_What this task involves:_
Identify each line containing the word "JSON" and copy it.

_Supplied material:_
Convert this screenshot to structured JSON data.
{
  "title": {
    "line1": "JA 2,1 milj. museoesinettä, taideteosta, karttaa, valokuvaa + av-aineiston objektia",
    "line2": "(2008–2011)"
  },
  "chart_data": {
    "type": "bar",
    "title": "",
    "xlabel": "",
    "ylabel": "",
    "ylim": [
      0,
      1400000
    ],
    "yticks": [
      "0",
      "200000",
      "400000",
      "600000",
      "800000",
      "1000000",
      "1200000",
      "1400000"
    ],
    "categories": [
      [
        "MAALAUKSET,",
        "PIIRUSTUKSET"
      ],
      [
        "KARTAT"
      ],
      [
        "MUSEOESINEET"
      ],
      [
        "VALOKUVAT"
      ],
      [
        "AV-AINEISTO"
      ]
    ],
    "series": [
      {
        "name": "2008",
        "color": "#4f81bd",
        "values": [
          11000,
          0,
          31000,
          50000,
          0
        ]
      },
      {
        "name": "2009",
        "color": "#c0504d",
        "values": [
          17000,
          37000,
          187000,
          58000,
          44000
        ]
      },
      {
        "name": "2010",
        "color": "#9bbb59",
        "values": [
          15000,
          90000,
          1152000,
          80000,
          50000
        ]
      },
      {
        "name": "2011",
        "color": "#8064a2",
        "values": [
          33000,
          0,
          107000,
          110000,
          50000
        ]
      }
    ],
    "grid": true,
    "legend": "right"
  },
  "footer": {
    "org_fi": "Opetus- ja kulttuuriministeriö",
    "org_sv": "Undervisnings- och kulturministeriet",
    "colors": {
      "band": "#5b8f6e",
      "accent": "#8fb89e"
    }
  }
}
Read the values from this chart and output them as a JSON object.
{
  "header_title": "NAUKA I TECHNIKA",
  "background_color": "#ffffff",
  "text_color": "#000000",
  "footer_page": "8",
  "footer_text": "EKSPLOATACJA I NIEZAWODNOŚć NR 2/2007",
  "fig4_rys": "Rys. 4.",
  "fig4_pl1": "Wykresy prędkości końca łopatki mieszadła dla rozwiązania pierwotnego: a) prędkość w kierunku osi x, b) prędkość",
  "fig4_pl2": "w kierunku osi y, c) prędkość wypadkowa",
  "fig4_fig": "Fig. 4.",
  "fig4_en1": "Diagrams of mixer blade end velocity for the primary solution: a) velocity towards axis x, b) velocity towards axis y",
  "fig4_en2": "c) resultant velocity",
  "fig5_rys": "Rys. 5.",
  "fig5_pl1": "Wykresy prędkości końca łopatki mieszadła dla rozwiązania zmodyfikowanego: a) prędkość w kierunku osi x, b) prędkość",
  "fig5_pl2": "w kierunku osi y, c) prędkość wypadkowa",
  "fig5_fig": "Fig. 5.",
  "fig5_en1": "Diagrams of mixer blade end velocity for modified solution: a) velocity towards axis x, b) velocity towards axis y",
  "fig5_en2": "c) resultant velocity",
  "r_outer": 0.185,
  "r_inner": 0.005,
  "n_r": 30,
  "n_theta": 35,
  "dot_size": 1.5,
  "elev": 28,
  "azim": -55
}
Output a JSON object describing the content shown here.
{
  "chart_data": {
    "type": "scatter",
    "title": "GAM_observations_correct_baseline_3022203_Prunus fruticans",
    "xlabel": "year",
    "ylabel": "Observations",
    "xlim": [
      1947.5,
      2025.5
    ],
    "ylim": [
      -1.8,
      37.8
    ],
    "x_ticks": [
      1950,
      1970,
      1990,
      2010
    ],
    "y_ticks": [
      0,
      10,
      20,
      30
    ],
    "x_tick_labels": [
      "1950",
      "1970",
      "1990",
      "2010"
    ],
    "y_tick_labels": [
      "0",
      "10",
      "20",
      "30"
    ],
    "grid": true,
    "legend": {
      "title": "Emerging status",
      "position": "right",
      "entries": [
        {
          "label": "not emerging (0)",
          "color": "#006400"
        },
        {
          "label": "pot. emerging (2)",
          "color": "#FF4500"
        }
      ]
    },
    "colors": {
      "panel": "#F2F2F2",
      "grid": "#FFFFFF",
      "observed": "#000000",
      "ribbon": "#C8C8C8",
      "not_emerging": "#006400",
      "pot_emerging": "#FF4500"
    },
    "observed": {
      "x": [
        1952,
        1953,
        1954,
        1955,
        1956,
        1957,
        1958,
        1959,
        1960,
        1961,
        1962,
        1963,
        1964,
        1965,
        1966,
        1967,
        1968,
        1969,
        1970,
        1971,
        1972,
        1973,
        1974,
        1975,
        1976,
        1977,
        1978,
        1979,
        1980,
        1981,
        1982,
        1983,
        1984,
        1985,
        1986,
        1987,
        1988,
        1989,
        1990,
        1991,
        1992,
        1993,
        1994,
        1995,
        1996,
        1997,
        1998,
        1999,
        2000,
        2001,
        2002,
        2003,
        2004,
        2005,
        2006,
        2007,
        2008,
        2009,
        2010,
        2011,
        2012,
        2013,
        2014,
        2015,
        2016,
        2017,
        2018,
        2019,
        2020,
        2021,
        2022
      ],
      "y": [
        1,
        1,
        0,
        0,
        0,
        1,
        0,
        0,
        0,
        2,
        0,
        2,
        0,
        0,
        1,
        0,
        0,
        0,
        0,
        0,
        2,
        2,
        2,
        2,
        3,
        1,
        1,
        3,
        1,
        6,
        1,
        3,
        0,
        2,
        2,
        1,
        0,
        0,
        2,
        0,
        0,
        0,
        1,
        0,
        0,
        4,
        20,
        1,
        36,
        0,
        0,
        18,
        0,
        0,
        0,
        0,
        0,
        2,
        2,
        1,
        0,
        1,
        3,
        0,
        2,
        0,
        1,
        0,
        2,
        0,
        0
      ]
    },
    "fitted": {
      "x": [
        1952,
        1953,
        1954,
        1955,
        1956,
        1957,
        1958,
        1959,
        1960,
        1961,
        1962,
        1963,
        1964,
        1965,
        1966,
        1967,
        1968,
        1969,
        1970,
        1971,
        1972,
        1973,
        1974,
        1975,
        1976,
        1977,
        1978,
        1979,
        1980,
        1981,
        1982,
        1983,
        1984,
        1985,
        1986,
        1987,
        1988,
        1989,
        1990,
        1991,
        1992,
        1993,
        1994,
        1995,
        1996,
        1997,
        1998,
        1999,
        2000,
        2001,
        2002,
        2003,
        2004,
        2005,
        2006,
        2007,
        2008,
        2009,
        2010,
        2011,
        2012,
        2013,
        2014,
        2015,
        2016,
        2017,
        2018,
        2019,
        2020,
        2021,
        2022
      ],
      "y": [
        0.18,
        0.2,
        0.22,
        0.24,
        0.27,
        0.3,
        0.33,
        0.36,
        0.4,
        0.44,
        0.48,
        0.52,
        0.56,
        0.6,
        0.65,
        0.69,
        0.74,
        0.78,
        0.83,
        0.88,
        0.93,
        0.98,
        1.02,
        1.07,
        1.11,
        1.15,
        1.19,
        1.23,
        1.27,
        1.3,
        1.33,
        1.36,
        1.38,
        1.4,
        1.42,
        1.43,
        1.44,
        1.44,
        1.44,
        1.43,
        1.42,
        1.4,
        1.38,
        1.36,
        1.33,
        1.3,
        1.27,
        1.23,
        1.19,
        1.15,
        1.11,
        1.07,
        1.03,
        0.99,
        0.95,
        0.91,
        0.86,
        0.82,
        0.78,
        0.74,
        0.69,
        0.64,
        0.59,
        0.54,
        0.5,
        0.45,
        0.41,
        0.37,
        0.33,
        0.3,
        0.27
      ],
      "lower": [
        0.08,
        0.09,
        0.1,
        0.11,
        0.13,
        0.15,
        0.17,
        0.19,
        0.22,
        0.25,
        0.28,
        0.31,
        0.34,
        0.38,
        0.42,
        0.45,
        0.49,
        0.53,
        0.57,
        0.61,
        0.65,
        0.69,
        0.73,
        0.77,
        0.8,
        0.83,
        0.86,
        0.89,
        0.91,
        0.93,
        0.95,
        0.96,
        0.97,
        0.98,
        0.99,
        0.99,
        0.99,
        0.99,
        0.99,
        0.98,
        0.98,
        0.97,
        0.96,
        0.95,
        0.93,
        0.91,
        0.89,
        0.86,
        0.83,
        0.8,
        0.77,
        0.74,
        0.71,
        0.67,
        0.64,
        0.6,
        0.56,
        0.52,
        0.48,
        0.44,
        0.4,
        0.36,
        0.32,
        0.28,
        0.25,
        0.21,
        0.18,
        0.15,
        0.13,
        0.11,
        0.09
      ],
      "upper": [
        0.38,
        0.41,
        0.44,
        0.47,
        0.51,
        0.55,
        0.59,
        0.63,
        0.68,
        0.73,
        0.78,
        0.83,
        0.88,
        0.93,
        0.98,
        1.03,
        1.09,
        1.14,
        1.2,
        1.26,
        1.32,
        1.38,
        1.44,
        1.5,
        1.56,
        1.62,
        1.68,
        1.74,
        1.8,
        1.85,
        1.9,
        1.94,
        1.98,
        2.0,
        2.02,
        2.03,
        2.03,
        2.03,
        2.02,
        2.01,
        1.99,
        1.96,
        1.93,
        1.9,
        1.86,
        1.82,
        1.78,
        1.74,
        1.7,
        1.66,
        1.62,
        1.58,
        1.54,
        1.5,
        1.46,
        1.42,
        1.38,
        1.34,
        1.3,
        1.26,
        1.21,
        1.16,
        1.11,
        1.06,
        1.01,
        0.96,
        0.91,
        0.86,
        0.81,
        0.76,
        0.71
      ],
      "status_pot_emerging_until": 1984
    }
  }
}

_Written answer:_
Convert this screenshot to structured JSON data.
Read the values from this chart and output them as a JSON object.
Output a JSON object describing the content shown here.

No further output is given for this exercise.